What is required: Scan the listing below for the word "title" and state how many lines hold it. Write nothing but the number.
####################
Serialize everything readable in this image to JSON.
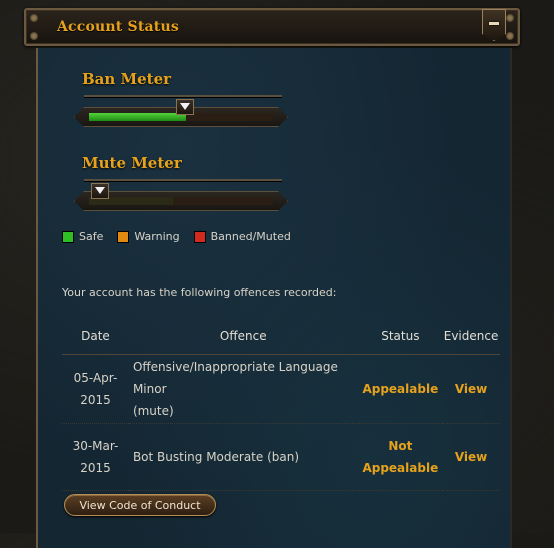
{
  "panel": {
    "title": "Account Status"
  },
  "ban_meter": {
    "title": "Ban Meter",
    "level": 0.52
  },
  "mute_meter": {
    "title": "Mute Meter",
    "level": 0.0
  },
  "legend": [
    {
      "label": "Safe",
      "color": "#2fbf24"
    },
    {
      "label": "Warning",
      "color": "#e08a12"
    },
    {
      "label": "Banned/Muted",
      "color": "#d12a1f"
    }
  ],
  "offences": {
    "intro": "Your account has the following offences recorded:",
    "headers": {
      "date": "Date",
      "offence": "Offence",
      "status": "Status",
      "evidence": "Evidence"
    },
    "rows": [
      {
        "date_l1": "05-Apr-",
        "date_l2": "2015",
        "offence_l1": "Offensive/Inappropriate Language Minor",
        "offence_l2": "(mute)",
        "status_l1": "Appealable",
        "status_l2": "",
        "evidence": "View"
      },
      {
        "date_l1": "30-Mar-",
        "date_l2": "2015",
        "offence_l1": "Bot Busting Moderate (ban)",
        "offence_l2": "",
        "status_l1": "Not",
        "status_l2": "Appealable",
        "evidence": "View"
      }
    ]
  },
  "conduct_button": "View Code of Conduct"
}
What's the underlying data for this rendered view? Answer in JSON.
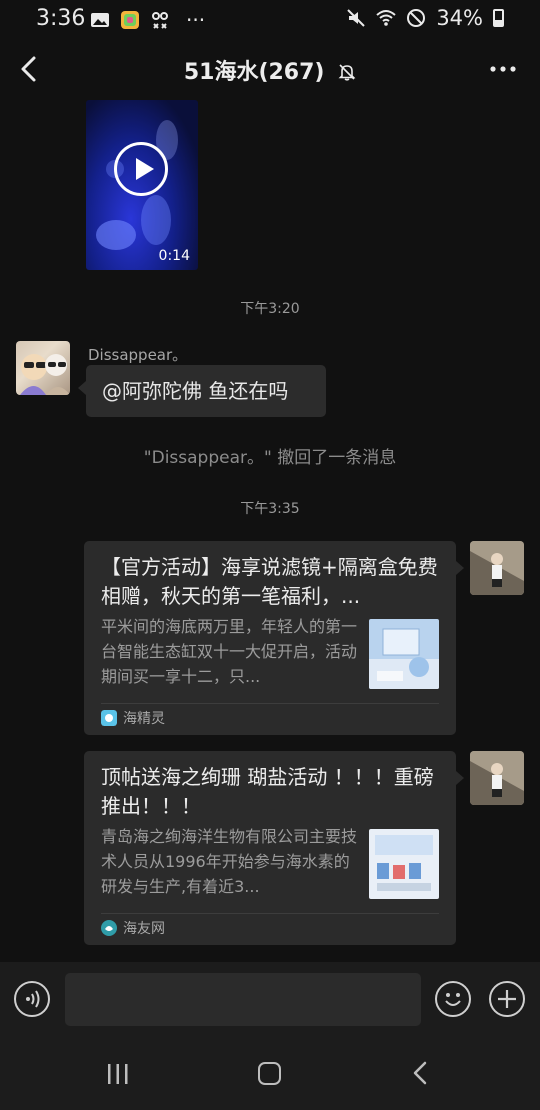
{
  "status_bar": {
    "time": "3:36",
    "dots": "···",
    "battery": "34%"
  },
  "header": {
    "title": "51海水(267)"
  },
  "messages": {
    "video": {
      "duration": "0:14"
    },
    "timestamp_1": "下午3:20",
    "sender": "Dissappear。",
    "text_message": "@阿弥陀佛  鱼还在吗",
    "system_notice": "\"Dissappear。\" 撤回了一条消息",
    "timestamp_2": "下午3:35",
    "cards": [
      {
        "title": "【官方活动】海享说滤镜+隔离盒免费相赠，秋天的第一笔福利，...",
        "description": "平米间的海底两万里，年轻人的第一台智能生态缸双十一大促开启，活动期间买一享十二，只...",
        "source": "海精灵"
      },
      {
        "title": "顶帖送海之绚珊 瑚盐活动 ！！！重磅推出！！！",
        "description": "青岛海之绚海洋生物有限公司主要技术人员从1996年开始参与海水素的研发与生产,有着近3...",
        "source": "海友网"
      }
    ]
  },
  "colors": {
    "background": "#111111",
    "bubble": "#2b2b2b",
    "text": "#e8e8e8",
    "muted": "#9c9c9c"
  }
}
####################
Result for this task: 6